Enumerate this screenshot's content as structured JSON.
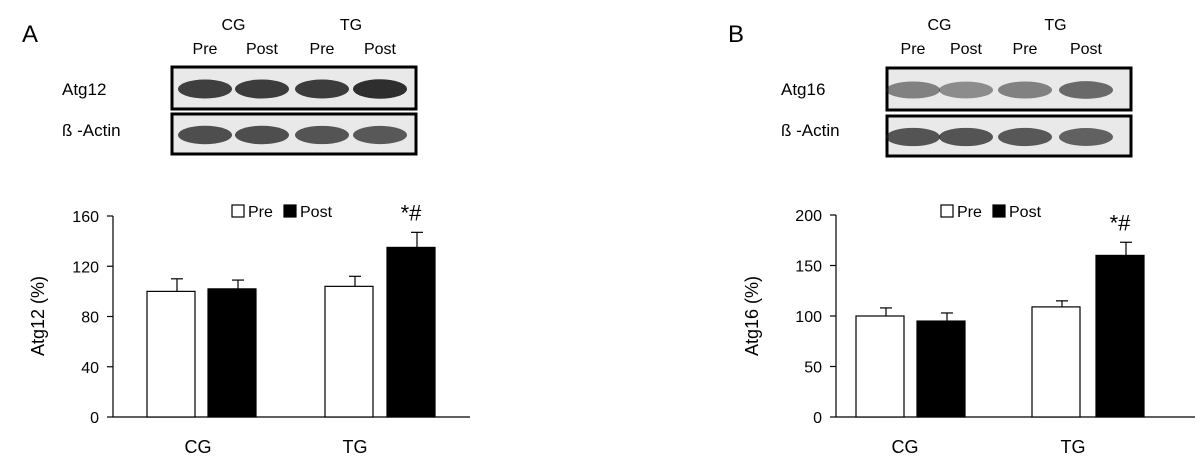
{
  "chart_data": [
    {
      "panel_letter": "A",
      "type": "bar",
      "blot": {
        "group_labels": [
          "CG",
          "TG"
        ],
        "lane_labels": [
          "Pre",
          "Post",
          "Pre",
          "Post"
        ],
        "row_labels": [
          "Atg12",
          "ß -Actin"
        ],
        "band_intensity": [
          [
            0.82,
            0.84,
            0.84,
            0.9
          ],
          [
            0.75,
            0.75,
            0.72,
            0.7
          ]
        ]
      },
      "categories": [
        "CG",
        "TG"
      ],
      "legend": [
        "Pre",
        "Post"
      ],
      "series": [
        {
          "name": "Pre",
          "values": [
            100,
            104
          ],
          "errors": [
            10,
            8
          ],
          "fill": "#ffffff"
        },
        {
          "name": "Post",
          "values": [
            102,
            135
          ],
          "errors": [
            7,
            12
          ],
          "fill": "#000000"
        }
      ],
      "annotations": [
        {
          "category": "TG",
          "series": "Post",
          "text": "*#"
        }
      ],
      "ylabel": "Atg12 (%)",
      "xlabel": "",
      "ylim": [
        0,
        160
      ],
      "yticks": [
        "0",
        "40",
        "80",
        "120",
        "160"
      ],
      "grid": false,
      "legend_position": "top-center"
    },
    {
      "panel_letter": "B",
      "type": "bar",
      "blot": {
        "group_labels": [
          "CG",
          "TG"
        ],
        "lane_labels": [
          "Pre",
          "Post",
          "Pre",
          "Post"
        ],
        "row_labels": [
          "Atg16",
          "ß -Actin"
        ],
        "band_intensity": [
          [
            0.5,
            0.45,
            0.5,
            0.62
          ],
          [
            0.72,
            0.72,
            0.7,
            0.66
          ]
        ]
      },
      "categories": [
        "CG",
        "TG"
      ],
      "legend": [
        "Pre",
        "Post"
      ],
      "series": [
        {
          "name": "Pre",
          "values": [
            100,
            109
          ],
          "errors": [
            8,
            6
          ],
          "fill": "#ffffff"
        },
        {
          "name": "Post",
          "values": [
            95,
            160
          ],
          "errors": [
            8,
            13
          ],
          "fill": "#000000"
        }
      ],
      "annotations": [
        {
          "category": "TG",
          "series": "Post",
          "text": "*#"
        }
      ],
      "ylabel": "Atg16 (%)",
      "xlabel": "",
      "ylim": [
        0,
        200
      ],
      "yticks": [
        "0",
        "50",
        "100",
        "150",
        "200"
      ],
      "grid": false,
      "legend_position": "top-center"
    }
  ]
}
==================================================
**Problem to work on**
Could you repeat all of the material exactly? Pictures should not be copied.

**Solution**
Enumerate this screenshot's content as structured JSON.
{
  "chart_data": [
    {
      "panel_letter": "A",
      "type": "bar",
      "blot": {
        "group_labels": [
          "CG",
          "TG"
        ],
        "lane_labels": [
          "Pre",
          "Post",
          "Pre",
          "Post"
        ],
        "row_labels": [
          "Atg12",
          "ß -Actin"
        ],
        "band_intensity": [
          [
            0.82,
            0.84,
            0.84,
            0.9
          ],
          [
            0.75,
            0.75,
            0.72,
            0.7
          ]
        ]
      },
      "categories": [
        "CG",
        "TG"
      ],
      "legend": [
        "Pre",
        "Post"
      ],
      "series": [
        {
          "name": "Pre",
          "values": [
            100,
            104
          ],
          "errors": [
            10,
            8
          ],
          "fill": "#ffffff"
        },
        {
          "name": "Post",
          "values": [
            102,
            135
          ],
          "errors": [
            7,
            12
          ],
          "fill": "#000000"
        }
      ],
      "annotations": [
        {
          "category": "TG",
          "series": "Post",
          "text": "*#"
        }
      ],
      "ylabel": "Atg12 (%)",
      "xlabel": "",
      "ylim": [
        0,
        160
      ],
      "yticks": [
        "0",
        "40",
        "80",
        "120",
        "160"
      ],
      "grid": false,
      "legend_position": "top-center"
    },
    {
      "panel_letter": "B",
      "type": "bar",
      "blot": {
        "group_labels": [
          "CG",
          "TG"
        ],
        "lane_labels": [
          "Pre",
          "Post",
          "Pre",
          "Post"
        ],
        "row_labels": [
          "Atg16",
          "ß -Actin"
        ],
        "band_intensity": [
          [
            0.5,
            0.45,
            0.5,
            0.62
          ],
          [
            0.72,
            0.72,
            0.7,
            0.66
          ]
        ]
      },
      "categories": [
        "CG",
        "TG"
      ],
      "legend": [
        "Pre",
        "Post"
      ],
      "series": [
        {
          "name": "Pre",
          "values": [
            100,
            109
          ],
          "errors": [
            8,
            6
          ],
          "fill": "#ffffff"
        },
        {
          "name": "Post",
          "values": [
            95,
            160
          ],
          "errors": [
            8,
            13
          ],
          "fill": "#000000"
        }
      ],
      "annotations": [
        {
          "category": "TG",
          "series": "Post",
          "text": "*#"
        }
      ],
      "ylabel": "Atg16 (%)",
      "xlabel": "",
      "ylim": [
        0,
        200
      ],
      "yticks": [
        "0",
        "50",
        "100",
        "150",
        "200"
      ],
      "grid": false,
      "legend_position": "top-center"
    }
  ]
}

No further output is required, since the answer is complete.